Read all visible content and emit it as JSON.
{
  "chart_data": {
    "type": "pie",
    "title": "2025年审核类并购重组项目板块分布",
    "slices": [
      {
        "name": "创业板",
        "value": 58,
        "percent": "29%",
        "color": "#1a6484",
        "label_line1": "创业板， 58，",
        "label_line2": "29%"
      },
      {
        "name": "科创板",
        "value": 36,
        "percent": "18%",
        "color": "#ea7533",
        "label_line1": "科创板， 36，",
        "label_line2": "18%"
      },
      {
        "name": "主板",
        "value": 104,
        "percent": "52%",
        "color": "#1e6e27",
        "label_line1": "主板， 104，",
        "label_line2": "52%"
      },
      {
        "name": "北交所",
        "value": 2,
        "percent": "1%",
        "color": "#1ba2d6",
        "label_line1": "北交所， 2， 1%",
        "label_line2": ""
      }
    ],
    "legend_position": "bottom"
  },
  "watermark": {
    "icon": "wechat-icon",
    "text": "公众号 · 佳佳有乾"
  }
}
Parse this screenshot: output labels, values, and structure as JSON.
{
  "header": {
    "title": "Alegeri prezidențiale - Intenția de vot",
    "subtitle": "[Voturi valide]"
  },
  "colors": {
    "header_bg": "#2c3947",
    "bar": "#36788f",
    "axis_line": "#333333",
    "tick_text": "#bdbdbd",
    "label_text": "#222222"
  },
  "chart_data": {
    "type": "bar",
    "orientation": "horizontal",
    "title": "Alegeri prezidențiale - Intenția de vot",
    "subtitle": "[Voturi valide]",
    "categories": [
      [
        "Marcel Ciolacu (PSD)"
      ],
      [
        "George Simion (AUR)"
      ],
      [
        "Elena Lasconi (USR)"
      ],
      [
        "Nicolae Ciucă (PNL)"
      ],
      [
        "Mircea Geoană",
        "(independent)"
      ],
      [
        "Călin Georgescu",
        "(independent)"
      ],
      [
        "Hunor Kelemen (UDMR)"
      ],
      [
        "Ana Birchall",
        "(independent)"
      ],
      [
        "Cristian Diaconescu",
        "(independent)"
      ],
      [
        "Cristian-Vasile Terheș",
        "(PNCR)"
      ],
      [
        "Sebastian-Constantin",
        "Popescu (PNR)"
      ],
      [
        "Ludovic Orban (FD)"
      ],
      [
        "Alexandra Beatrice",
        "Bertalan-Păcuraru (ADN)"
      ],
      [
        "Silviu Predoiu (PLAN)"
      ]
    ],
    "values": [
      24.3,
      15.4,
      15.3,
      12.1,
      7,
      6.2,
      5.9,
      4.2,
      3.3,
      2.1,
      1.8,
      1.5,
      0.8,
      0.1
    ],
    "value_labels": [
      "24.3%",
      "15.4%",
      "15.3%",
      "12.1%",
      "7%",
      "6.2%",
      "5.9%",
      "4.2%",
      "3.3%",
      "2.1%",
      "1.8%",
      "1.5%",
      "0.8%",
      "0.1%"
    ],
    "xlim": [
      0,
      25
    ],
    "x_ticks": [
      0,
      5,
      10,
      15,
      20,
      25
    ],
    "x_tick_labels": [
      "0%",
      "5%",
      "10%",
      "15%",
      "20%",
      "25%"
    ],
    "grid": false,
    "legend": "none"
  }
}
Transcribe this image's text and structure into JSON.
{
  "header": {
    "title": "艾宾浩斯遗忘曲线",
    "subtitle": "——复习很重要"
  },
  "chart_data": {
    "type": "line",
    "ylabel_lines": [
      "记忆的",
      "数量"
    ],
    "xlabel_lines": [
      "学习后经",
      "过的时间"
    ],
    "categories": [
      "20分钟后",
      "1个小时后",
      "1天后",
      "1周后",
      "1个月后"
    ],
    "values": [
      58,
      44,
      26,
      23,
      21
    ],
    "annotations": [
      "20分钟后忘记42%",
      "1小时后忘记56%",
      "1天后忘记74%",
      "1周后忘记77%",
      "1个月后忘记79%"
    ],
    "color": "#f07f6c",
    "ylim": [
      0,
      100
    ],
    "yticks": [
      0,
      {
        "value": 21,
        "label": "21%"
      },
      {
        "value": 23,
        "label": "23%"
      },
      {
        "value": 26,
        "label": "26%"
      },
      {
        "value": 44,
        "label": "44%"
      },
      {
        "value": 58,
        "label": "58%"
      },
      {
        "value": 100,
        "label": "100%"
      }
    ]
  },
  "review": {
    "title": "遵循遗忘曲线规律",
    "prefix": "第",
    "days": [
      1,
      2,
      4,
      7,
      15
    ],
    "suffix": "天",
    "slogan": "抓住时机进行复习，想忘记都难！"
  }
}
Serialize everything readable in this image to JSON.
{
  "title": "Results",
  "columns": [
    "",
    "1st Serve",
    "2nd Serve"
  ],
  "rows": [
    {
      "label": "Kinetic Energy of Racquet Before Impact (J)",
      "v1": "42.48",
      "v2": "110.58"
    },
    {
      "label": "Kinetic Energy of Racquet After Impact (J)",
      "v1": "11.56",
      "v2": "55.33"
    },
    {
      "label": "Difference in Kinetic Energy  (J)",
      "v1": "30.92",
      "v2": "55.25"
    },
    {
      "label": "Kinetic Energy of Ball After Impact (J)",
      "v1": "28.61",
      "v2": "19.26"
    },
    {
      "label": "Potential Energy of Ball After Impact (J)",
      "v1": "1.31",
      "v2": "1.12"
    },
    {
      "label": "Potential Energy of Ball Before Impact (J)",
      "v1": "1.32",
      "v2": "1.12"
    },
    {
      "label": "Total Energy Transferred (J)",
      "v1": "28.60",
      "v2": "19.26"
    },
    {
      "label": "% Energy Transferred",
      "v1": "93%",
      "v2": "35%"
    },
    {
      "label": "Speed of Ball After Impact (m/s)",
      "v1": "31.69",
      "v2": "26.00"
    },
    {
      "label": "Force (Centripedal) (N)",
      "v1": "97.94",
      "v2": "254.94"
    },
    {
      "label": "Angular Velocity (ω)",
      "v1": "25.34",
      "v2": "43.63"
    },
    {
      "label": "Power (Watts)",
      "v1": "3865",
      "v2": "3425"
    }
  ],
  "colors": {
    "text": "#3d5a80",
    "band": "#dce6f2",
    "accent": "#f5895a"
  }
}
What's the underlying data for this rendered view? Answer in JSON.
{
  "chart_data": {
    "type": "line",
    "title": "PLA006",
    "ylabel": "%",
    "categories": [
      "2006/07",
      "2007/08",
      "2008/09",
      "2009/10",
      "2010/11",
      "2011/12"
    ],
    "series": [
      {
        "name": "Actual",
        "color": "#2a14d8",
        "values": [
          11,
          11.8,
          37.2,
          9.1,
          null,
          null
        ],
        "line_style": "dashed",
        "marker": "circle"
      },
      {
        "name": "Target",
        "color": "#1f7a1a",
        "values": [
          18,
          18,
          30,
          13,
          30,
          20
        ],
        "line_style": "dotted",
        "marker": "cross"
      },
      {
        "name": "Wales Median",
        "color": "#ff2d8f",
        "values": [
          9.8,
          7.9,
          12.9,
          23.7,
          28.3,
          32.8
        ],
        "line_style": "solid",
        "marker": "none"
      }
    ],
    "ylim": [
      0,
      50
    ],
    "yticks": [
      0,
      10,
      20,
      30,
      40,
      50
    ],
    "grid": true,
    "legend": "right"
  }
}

····················

Transcribe every entry exactly.

Read all visible content and emit it as JSON.
{
  "chart_data": {
    "type": "pie",
    "title": "2025年审核类并购重组项目板块分布",
    "slices": [
      {
        "name": "创业板",
        "value": 58,
        "percent": "29%",
        "color": "#1a6484",
        "label_line1": "创业板， 58，",
        "label_line2": "29%"
      },
      {
        "name": "科创板",
        "value": 36,
        "percent": "18%",
        "color": "#ea7533",
        "label_line1": "科创板， 36，",
        "label_line2": "18%"
      },
      {
        "name": "主板",
        "value": 104,
        "percent": "52%",
        "color": "#1e6e27",
        "label_line1": "主板， 104，",
        "label_line2": "52%"
      },
      {
        "name": "北交所",
        "value": 2,
        "percent": "1%",
        "color": "#1ba2d6",
        "label_line1": "北交所， 2， 1%",
        "label_line2": ""
      }
    ],
    "legend_position": "bottom"
  },
  "watermark": {
    "icon": "wechat-icon",
    "text": "公众号 · 佳佳有乾"
  }
}
Parse this screenshot: output labels, values, and structure as JSON.
{
  "header": {
    "title": "Alegeri prezidențiale - Intenția de vot",
    "subtitle": "[Voturi valide]"
  },
  "colors": {
    "header_bg": "#2c3947",
    "bar": "#36788f",
    "axis_line": "#333333",
    "tick_text": "#bdbdbd",
    "label_text": "#222222"
  },
  "chart_data": {
    "type": "bar",
    "orientation": "horizontal",
    "title": "Alegeri prezidențiale - Intenția de vot",
    "subtitle": "[Voturi valide]",
    "categories": [
      [
        "Marcel Ciolacu (PSD)"
      ],
      [
        "George Simion (AUR)"
      ],
      [
        "Elena Lasconi (USR)"
      ],
      [
        "Nicolae Ciucă (PNL)"
      ],
      [
        "Mircea Geoană",
        "(independent)"
      ],
      [
        "Călin Georgescu",
        "(independent)"
      ],
      [
        "Hunor Kelemen (UDMR)"
      ],
      [
        "Ana Birchall",
        "(independent)"
      ],
      [
        "Cristian Diaconescu",
        "(independent)"
      ],
      [
        "Cristian-Vasile Terheș",
        "(PNCR)"
      ],
      [
        "Sebastian-Constantin",
        "Popescu (PNR)"
      ],
      [
        "Ludovic Orban (FD)"
      ],
      [
        "Alexandra Beatrice",
        "Bertalan-Păcuraru (ADN)"
      ],
      [
        "Silviu Predoiu (PLAN)"
      ]
    ],
    "values": [
      24.3,
      15.4,
      15.3,
      12.1,
      7,
      6.2,
      5.9,
      4.2,
      3.3,
      2.1,
      1.8,
      1.5,
      0.8,
      0.1
    ],
    "value_labels": [
      "24.3%",
      "15.4%",
      "15.3%",
      "12.1%",
      "7%",
      "6.2%",
      "5.9%",
      "4.2%",
      "3.3%",
      "2.1%",
      "1.8%",
      "1.5%",
      "0.8%",
      "0.1%"
    ],
    "xlim": [
      0,
      25
    ],
    "x_ticks": [
      0,
      5,
      10,
      15,
      20,
      25
    ],
    "x_tick_labels": [
      "0%",
      "5%",
      "10%",
      "15%",
      "20%",
      "25%"
    ],
    "grid": false,
    "legend": "none"
  }
}
Transcribe this image's text and structure into JSON.
{
  "header": {
    "title": "艾宾浩斯遗忘曲线",
    "subtitle": "——复习很重要"
  },
  "chart_data": {
    "type": "line",
    "ylabel_lines": [
      "记忆的",
      "数量"
    ],
    "xlabel_lines": [
      "学习后经",
      "过的时间"
    ],
    "categories": [
      "20分钟后",
      "1个小时后",
      "1天后",
      "1周后",
      "1个月后"
    ],
    "values": [
      58,
      44,
      26,
      23,
      21
    ],
    "annotations": [
      "20分钟后忘记42%",
      "1小时后忘记56%",
      "1天后忘记74%",
      "1周后忘记77%",
      "1个月后忘记79%"
    ],
    "color": "#f07f6c",
    "ylim": [
      0,
      100
    ],
    "yticks": [
      0,
      {
        "value": 21,
        "label": "21%"
      },
      {
        "value": 23,
        "label": "23%"
      },
      {
        "value": 26,
        "label": "26%"
      },
      {
        "value": 44,
        "label": "44%"
      },
      {
        "value": 58,
        "label": "58%"
      },
      {
        "value": 100,
        "label": "100%"
      }
    ]
  },
  "review": {
    "title": "遵循遗忘曲线规律",
    "prefix": "第",
    "days": [
      1,
      2,
      4,
      7,
      15
    ],
    "suffix": "天",
    "slogan": "抓住时机进行复习，想忘记都难！"
  }
}
Serialize everything readable in this image to JSON.
{
  "title": "Results",
  "columns": [
    "",
    "1st Serve",
    "2nd Serve"
  ],
  "rows": [
    {
      "label": "Kinetic Energy of Racquet Before Impact (J)",
      "v1": "42.48",
      "v2": "110.58"
    },
    {
      "label": "Kinetic Energy of Racquet After Impact (J)",
      "v1": "11.56",
      "v2": "55.33"
    },
    {
      "label": "Difference in Kinetic Energy  (J)",
      "v1": "30.92",
      "v2": "55.25"
    },
    {
      "label": "Kinetic Energy of Ball After Impact (J)",
      "v1": "28.61",
      "v2": "19.26"
    },
    {
      "label": "Potential Energy of Ball After Impact (J)",
      "v1": "1.31",
      "v2": "1.12"
    },
    {
      "label": "Potential Energy of Ball Before Impact (J)",
      "v1": "1.32",
      "v2": "1.12"
    },
    {
      "label": "Total Energy Transferred (J)",
      "v1": "28.60",
      "v2": "19.26"
    },
    {
      "label": "% Energy Transferred",
      "v1": "93%",
      "v2": "35%"
    },
    {
      "label": "Speed of Ball After Impact (m/s)",
      "v1": "31.69",
      "v2": "26.00"
    },
    {
      "label": "Force (Centripedal) (N)",
      "v1": "97.94",
      "v2": "254.94"
    },
    {
      "label": "Angular Velocity (ω)",
      "v1": "25.34",
      "v2": "43.63"
    },
    {
      "label": "Power (Watts)",
      "v1": "3865",
      "v2": "3425"
    }
  ],
  "colors": {
    "text": "#3d5a80",
    "band": "#dce6f2",
    "accent": "#f5895a"
  }
}
What's the underlying data for this rendered view? Answer in JSON.
{
  "chart_data": {
    "type": "line",
    "title": "PLA006",
    "ylabel": "%",
    "categories": [
      "2006/07",
      "2007/08",
      "2008/09",
      "2009/10",
      "2010/11",
      "2011/12"
    ],
    "series": [
      {
        "name": "Actual",
        "color": "#2a14d8",
        "values": [
          11,
          11.8,
          37.2,
          9.1,
          null,
          null
        ],
        "line_style": "dashed",
        "marker": "circle"
      },
      {
        "name": "Target",
        "color": "#1f7a1a",
        "values": [
          18,
          18,
          30,
          13,
          30,
          20
        ],
        "line_style": "dotted",
        "marker": "cross"
      },
      {
        "name": "Wales Median",
        "color": "#ff2d8f",
        "values": [
          9.8,
          7.9,
          12.9,
          23.7,
          28.3,
          32.8
        ],
        "line_style": "solid",
        "marker": "none"
      }
    ],
    "ylim": [
      0,
      50
    ],
    "yticks": [
      0,
      10,
      20,
      30,
      40,
      50
    ],
    "grid": true,
    "legend": "right"
  }
}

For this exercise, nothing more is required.